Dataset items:
^^^^
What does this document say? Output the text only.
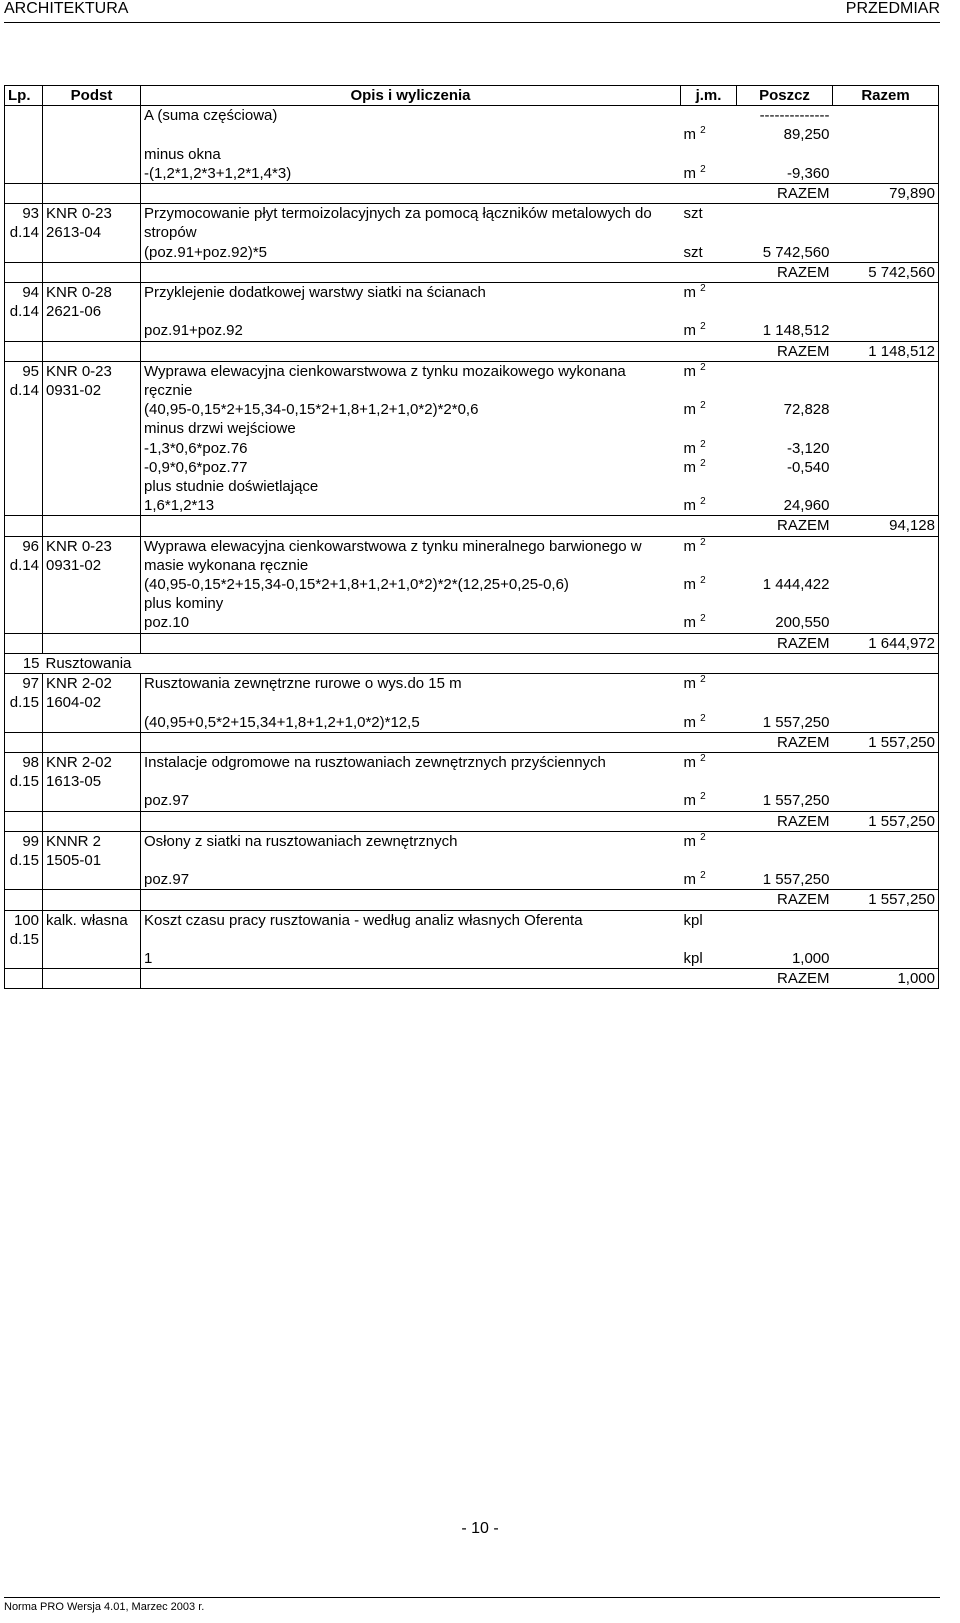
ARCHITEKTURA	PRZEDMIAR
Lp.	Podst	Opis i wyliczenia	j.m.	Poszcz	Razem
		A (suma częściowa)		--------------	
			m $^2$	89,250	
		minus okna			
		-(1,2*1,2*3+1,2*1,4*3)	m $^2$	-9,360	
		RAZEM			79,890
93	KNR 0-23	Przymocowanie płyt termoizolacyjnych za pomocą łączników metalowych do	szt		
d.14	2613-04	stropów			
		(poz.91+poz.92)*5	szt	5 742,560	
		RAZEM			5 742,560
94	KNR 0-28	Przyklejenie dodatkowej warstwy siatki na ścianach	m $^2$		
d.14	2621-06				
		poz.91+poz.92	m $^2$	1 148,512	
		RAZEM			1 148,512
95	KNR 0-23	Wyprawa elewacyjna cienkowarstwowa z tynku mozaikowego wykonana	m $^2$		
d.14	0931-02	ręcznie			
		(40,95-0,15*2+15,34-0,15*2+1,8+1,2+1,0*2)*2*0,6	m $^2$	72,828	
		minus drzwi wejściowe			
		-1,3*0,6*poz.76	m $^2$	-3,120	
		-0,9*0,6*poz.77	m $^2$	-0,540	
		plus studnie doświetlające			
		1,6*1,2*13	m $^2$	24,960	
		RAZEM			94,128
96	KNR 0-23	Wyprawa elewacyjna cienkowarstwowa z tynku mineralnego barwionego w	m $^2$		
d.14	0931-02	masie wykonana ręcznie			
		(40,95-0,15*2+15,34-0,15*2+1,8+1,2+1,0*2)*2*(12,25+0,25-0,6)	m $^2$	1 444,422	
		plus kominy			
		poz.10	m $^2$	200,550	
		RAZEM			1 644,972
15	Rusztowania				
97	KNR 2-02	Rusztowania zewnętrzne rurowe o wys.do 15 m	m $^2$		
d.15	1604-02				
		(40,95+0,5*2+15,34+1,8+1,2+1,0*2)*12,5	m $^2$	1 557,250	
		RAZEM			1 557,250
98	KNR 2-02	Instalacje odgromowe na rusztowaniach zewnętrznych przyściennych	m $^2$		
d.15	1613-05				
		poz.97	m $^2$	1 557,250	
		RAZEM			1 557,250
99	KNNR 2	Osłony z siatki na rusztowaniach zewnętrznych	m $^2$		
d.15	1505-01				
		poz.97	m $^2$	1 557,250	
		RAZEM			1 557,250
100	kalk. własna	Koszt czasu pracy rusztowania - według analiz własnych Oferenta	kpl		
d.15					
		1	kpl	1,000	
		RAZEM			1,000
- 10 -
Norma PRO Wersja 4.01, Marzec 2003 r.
^^^^
_Goal_: Go through the records and show every line with the string "Wyprawa" in it.

_Exercise result_:
95	KNR 0-23	Wyprawa elewacyjna cienkowarstwowa z tynku mozaikowego wykonana	m $^2$		
96	KNR 0-23	Wyprawa elewacyjna cienkowarstwowa z tynku mineralnego barwionego w	m $^2$		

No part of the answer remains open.